**Goal**
Copy each entry as it stands, leaving nothing out.

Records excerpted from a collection
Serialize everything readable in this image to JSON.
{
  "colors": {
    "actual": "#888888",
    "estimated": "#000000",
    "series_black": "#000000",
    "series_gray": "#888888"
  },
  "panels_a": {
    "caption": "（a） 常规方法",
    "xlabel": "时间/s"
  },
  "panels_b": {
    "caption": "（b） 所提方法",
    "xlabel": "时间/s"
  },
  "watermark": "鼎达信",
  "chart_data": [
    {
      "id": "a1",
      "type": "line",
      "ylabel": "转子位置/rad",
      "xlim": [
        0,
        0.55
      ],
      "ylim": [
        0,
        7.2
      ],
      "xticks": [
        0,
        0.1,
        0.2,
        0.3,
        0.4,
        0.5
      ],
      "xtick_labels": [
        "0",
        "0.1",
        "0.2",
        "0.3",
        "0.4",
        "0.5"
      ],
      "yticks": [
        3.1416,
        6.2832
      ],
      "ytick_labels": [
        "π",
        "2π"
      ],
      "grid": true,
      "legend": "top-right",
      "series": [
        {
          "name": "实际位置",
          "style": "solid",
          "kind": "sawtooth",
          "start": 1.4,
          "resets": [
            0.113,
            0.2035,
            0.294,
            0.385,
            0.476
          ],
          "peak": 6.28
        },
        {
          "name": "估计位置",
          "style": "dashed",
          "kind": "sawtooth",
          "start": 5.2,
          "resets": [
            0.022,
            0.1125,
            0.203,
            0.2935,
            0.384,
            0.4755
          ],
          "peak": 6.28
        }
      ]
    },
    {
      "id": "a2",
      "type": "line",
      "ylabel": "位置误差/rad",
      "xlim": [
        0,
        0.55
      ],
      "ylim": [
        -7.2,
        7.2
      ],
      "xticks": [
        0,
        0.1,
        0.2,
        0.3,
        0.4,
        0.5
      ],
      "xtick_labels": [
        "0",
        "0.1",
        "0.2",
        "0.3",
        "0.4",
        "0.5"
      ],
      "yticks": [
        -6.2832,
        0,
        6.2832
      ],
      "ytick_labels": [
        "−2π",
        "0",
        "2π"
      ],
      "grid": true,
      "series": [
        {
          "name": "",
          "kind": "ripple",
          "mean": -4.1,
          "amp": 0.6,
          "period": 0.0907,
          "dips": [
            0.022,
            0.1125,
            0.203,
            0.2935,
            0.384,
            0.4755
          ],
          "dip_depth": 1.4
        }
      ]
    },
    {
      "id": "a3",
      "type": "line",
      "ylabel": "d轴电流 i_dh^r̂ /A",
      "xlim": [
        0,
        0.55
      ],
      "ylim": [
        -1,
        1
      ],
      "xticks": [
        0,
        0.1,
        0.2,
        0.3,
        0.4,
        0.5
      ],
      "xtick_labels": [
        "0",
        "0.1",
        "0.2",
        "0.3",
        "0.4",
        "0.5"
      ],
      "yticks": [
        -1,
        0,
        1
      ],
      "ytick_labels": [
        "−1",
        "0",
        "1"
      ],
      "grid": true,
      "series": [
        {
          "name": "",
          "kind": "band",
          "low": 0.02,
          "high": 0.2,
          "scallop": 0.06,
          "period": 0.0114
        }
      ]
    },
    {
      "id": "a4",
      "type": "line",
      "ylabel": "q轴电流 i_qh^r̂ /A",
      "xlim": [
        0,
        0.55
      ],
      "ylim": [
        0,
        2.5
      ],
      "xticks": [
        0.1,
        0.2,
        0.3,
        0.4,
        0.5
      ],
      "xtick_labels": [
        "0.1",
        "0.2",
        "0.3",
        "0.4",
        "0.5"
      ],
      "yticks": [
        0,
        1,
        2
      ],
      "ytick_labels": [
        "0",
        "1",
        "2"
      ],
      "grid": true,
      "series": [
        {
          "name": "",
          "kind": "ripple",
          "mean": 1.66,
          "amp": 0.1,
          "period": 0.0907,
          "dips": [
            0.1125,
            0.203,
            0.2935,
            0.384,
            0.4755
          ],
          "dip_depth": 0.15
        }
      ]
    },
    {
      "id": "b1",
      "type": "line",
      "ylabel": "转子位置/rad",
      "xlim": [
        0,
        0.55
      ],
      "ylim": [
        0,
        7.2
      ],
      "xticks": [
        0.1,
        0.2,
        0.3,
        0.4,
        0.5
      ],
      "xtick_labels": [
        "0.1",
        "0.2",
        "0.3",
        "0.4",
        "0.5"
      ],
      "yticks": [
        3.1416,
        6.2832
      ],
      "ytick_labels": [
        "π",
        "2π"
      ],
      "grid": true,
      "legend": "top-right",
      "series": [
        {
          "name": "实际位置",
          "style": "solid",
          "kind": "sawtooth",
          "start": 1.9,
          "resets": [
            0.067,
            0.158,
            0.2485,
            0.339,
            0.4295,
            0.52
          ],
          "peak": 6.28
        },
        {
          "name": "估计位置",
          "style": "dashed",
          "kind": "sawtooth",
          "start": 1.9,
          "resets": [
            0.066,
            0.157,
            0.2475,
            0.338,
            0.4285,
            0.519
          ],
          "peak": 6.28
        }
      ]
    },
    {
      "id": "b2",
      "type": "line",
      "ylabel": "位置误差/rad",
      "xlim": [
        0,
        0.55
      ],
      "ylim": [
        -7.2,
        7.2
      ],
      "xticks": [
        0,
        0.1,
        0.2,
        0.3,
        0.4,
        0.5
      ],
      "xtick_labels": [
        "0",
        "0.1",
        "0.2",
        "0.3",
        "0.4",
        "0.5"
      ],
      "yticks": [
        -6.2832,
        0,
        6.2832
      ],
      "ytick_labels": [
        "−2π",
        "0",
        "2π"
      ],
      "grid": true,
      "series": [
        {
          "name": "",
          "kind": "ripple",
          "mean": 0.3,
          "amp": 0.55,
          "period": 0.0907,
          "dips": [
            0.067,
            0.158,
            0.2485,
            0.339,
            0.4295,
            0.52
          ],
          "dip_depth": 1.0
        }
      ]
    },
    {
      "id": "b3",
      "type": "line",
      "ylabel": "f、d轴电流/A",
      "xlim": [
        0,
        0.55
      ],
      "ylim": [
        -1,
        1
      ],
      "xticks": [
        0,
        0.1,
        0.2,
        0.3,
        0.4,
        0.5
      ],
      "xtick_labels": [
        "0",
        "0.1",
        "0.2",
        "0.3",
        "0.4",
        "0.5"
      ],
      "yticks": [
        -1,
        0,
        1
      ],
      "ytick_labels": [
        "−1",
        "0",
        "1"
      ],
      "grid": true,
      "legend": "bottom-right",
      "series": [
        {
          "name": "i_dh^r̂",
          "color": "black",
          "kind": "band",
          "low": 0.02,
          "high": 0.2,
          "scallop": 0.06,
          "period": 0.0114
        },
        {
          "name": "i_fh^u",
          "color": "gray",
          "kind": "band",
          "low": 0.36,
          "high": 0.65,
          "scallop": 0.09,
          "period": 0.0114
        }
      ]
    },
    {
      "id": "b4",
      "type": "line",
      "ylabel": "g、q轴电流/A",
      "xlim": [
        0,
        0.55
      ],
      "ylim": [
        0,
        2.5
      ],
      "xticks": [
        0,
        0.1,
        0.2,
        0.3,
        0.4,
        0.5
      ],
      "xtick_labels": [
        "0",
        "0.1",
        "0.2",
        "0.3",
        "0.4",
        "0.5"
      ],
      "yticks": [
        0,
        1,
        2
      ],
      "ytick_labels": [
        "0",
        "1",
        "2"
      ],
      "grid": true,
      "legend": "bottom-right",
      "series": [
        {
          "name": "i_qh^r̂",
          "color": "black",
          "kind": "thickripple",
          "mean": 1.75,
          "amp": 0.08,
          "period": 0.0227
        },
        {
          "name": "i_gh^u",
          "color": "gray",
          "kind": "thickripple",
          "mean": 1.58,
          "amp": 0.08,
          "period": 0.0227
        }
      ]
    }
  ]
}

**Correct result**
Serialize everything readable in this image to JSON.
{
  "colors": {
    "actual": "#888888",
    "estimated": "#000000",
    "series_black": "#000000",
    "series_gray": "#888888"
  },
  "panels_a": {
    "caption": "（a） 常规方法",
    "xlabel": "时间/s"
  },
  "panels_b": {
    "caption": "（b） 所提方法",
    "xlabel": "时间/s"
  },
  "watermark": "鼎达信",
  "chart_data": [
    {
      "id": "a1",
      "type": "line",
      "ylabel": "转子位置/rad",
      "xlim": [
        0,
        0.55
      ],
      "ylim": [
        0,
        7.2
      ],
      "xticks": [
        0,
        0.1,
        0.2,
        0.3,
        0.4,
        0.5
      ],
      "xtick_labels": [
        "0",
        "0.1",
        "0.2",
        "0.3",
        "0.4",
        "0.5"
      ],
      "yticks": [
        3.1416,
        6.2832
      ],
      "ytick_labels": [
        "π",
        "2π"
      ],
      "grid": true,
      "legend": "top-right",
      "series": [
        {
          "name": "实际位置",
          "style": "solid",
          "kind": "sawtooth",
          "start": 1.4,
          "resets": [
            0.113,
            0.2035,
            0.294,
            0.385,
            0.476
          ],
          "peak": 6.28
        },
        {
          "name": "估计位置",
          "style": "dashed",
          "kind": "sawtooth",
          "start": 5.2,
          "resets": [
            0.022,
            0.1125,
            0.203,
            0.2935,
            0.384,
            0.4755
          ],
          "peak": 6.28
        }
      ]
    },
    {
      "id": "a2",
      "type": "line",
      "ylabel": "位置误差/rad",
      "xlim": [
        0,
        0.55
      ],
      "ylim": [
        -7.2,
        7.2
      ],
      "xticks": [
        0,
        0.1,
        0.2,
        0.3,
        0.4,
        0.5
      ],
      "xtick_labels": [
        "0",
        "0.1",
        "0.2",
        "0.3",
        "0.4",
        "0.5"
      ],
      "yticks": [
        -6.2832,
        0,
        6.2832
      ],
      "ytick_labels": [
        "−2π",
        "0",
        "2π"
      ],
      "grid": true,
      "series": [
        {
          "name": "",
          "kind": "ripple",
          "mean": -4.1,
          "amp": 0.6,
          "period": 0.0907,
          "dips": [
            0.022,
            0.1125,
            0.203,
            0.2935,
            0.384,
            0.4755
          ],
          "dip_depth": 1.4
        }
      ]
    },
    {
      "id": "a3",
      "type": "line",
      "ylabel": "d轴电流 i_dh^r̂ /A",
      "xlim": [
        0,
        0.55
      ],
      "ylim": [
        -1,
        1
      ],
      "xticks": [
        0,
        0.1,
        0.2,
        0.3,
        0.4,
        0.5
      ],
      "xtick_labels": [
        "0",
        "0.1",
        "0.2",
        "0.3",
        "0.4",
        "0.5"
      ],
      "yticks": [
        -1,
        0,
        1
      ],
      "ytick_labels": [
        "−1",
        "0",
        "1"
      ],
      "grid": true,
      "series": [
        {
          "name": "",
          "kind": "band",
          "low": 0.02,
          "high": 0.2,
          "scallop": 0.06,
          "period": 0.0114
        }
      ]
    },
    {
      "id": "a4",
      "type": "line",
      "ylabel": "q轴电流 i_qh^r̂ /A",
      "xlim": [
        0,
        0.55
      ],
      "ylim": [
        0,
        2.5
      ],
      "xticks": [
        0.1,
        0.2,
        0.3,
        0.4,
        0.5
      ],
      "xtick_labels": [
        "0.1",
        "0.2",
        "0.3",
        "0.4",
        "0.5"
      ],
      "yticks": [
        0,
        1,
        2
      ],
      "ytick_labels": [
        "0",
        "1",
        "2"
      ],
      "grid": true,
      "series": [
        {
          "name": "",
          "kind": "ripple",
          "mean": 1.66,
          "amp": 0.1,
          "period": 0.0907,
          "dips": [
            0.1125,
            0.203,
            0.2935,
            0.384,
            0.4755
          ],
          "dip_depth": 0.15
        }
      ]
    },
    {
      "id": "b1",
      "type": "line",
      "ylabel": "转子位置/rad",
      "xlim": [
        0,
        0.55
      ],
      "ylim": [
        0,
        7.2
      ],
      "xticks": [
        0.1,
        0.2,
        0.3,
        0.4,
        0.5
      ],
      "xtick_labels": [
        "0.1",
        "0.2",
        "0.3",
        "0.4",
        "0.5"
      ],
      "yticks": [
        3.1416,
        6.2832
      ],
      "ytick_labels": [
        "π",
        "2π"
      ],
      "grid": true,
      "legend": "top-right",
      "series": [
        {
          "name": "实际位置",
          "style": "solid",
          "kind": "sawtooth",
          "start": 1.9,
          "resets": [
            0.067,
            0.158,
            0.2485,
            0.339,
            0.4295,
            0.52
          ],
          "peak": 6.28
        },
        {
          "name": "估计位置",
          "style": "dashed",
          "kind": "sawtooth",
          "start": 1.9,
          "resets": [
            0.066,
            0.157,
            0.2475,
            0.338,
            0.4285,
            0.519
          ],
          "peak": 6.28
        }
      ]
    },
    {
      "id": "b2",
      "type": "line",
      "ylabel": "位置误差/rad",
      "xlim": [
        0,
        0.55
      ],
      "ylim": [
        -7.2,
        7.2
      ],
      "xticks": [
        0,
        0.1,
        0.2,
        0.3,
        0.4,
        0.5
      ],
      "xtick_labels": [
        "0",
        "0.1",
        "0.2",
        "0.3",
        "0.4",
        "0.5"
      ],
      "yticks": [
        -6.2832,
        0,
        6.2832
      ],
      "ytick_labels": [
        "−2π",
        "0",
        "2π"
      ],
      "grid": true,
      "series": [
        {
          "name": "",
          "kind": "ripple",
          "mean": 0.3,
          "amp": 0.55,
          "period": 0.0907,
          "dips": [
            0.067,
            0.158,
            0.2485,
            0.339,
            0.4295,
            0.52
          ],
          "dip_depth": 1.0
        }
      ]
    },
    {
      "id": "b3",
      "type": "line",
      "ylabel": "f、d轴电流/A",
      "xlim": [
        0,
        0.55
      ],
      "ylim": [
        -1,
        1
      ],
      "xticks": [
        0,
        0.1,
        0.2,
        0.3,
        0.4,
        0.5
      ],
      "xtick_labels": [
        "0",
        "0.1",
        "0.2",
        "0.3",
        "0.4",
        "0.5"
      ],
      "yticks": [
        -1,
        0,
        1
      ],
      "ytick_labels": [
        "−1",
        "0",
        "1"
      ],
      "grid": true,
      "legend": "bottom-right",
      "series": [
        {
          "name": "i_dh^r̂",
          "color": "black",
          "kind": "band",
          "low": 0.02,
          "high": 0.2,
          "scallop": 0.06,
          "period": 0.0114
        },
        {
          "name": "i_fh^u",
          "color": "gray",
          "kind": "band",
          "low": 0.36,
          "high": 0.65,
          "scallop": 0.09,
          "period": 0.0114
        }
      ]
    },
    {
      "id": "b4",
      "type": "line",
      "ylabel": "g、q轴电流/A",
      "xlim": [
        0,
        0.55
      ],
      "ylim": [
        0,
        2.5
      ],
      "xticks": [
        0,
        0.1,
        0.2,
        0.3,
        0.4,
        0.5
      ],
      "xtick_labels": [
        "0",
        "0.1",
        "0.2",
        "0.3",
        "0.4",
        "0.5"
      ],
      "yticks": [
        0,
        1,
        2
      ],
      "ytick_labels": [
        "0",
        "1",
        "2"
      ],
      "grid": true,
      "legend": "bottom-right",
      "series": [
        {
          "name": "i_qh^r̂",
          "color": "black",
          "kind": "thickripple",
          "mean": 1.75,
          "amp": 0.08,
          "period": 0.0227
        },
        {
          "name": "i_gh^u",
          "color": "gray",
          "kind": "thickripple",
          "mean": 1.58,
          "amp": 0.08,
          "period": 0.0227
        }
      ]
    }
  ]
}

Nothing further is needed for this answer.